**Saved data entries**
╭──

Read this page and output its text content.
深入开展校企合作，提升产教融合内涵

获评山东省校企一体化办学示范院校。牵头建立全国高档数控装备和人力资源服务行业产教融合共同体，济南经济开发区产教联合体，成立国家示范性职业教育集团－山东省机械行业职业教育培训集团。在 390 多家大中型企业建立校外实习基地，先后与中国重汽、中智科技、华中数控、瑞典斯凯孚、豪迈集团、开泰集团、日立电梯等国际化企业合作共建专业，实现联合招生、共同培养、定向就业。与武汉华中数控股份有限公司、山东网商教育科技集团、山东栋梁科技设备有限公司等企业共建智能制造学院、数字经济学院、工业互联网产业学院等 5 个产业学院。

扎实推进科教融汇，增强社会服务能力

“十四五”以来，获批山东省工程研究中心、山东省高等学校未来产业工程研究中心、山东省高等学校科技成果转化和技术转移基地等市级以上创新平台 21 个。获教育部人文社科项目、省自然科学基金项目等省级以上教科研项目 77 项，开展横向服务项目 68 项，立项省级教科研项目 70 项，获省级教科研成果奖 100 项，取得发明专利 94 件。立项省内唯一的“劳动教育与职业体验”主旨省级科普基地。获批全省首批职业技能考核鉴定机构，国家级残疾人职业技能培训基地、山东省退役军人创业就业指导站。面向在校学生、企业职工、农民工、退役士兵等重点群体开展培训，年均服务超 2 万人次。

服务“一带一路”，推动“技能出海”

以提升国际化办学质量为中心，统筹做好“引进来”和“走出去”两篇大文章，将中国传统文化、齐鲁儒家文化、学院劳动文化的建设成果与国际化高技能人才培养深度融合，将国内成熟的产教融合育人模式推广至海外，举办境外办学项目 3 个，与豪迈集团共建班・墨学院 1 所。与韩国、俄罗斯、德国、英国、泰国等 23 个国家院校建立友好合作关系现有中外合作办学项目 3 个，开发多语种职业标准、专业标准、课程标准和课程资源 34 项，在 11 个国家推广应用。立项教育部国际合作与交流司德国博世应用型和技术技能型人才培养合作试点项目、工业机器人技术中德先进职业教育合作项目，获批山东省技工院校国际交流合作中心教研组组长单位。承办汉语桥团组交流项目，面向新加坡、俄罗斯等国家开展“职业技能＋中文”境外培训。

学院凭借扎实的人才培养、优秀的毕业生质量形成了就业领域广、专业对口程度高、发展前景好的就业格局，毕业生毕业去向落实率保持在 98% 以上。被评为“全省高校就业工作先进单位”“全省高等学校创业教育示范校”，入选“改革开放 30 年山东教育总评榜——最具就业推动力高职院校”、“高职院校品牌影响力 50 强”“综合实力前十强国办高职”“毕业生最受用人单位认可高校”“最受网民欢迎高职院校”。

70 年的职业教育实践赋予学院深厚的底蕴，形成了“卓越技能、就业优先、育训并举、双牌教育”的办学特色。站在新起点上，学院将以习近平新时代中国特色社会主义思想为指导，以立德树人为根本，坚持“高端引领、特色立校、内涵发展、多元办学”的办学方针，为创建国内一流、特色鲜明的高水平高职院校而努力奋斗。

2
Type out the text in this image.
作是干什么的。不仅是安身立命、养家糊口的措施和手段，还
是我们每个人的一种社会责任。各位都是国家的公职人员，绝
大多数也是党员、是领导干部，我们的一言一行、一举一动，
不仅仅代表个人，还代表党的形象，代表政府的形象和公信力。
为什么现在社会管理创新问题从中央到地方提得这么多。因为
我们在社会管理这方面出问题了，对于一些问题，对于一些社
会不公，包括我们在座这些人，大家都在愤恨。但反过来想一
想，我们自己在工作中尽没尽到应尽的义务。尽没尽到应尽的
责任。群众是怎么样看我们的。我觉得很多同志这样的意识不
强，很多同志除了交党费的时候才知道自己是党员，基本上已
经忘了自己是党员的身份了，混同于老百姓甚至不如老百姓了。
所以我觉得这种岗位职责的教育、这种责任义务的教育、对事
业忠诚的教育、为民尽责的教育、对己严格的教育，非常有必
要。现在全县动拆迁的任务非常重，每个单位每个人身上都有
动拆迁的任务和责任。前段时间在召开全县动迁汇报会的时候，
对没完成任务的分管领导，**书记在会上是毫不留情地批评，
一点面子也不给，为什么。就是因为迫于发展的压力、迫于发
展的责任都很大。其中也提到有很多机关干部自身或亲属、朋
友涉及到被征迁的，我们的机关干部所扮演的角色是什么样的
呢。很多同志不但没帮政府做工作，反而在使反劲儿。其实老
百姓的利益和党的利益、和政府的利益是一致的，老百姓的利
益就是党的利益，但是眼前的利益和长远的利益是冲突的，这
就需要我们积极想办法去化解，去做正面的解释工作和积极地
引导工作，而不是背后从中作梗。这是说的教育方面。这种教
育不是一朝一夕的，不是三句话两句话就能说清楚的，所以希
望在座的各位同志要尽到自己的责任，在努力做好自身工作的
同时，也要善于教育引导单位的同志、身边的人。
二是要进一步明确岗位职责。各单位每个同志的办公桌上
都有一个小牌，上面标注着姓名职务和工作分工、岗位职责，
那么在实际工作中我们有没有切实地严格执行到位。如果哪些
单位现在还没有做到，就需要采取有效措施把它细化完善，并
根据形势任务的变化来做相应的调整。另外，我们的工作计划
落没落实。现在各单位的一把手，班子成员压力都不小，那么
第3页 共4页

╰──

**OBJECTIVE**
Which lines contain the word "text"? Copy each one.

**RESULT OF THIS TASK**
Read this page and output its text content.
Type out the text in this image.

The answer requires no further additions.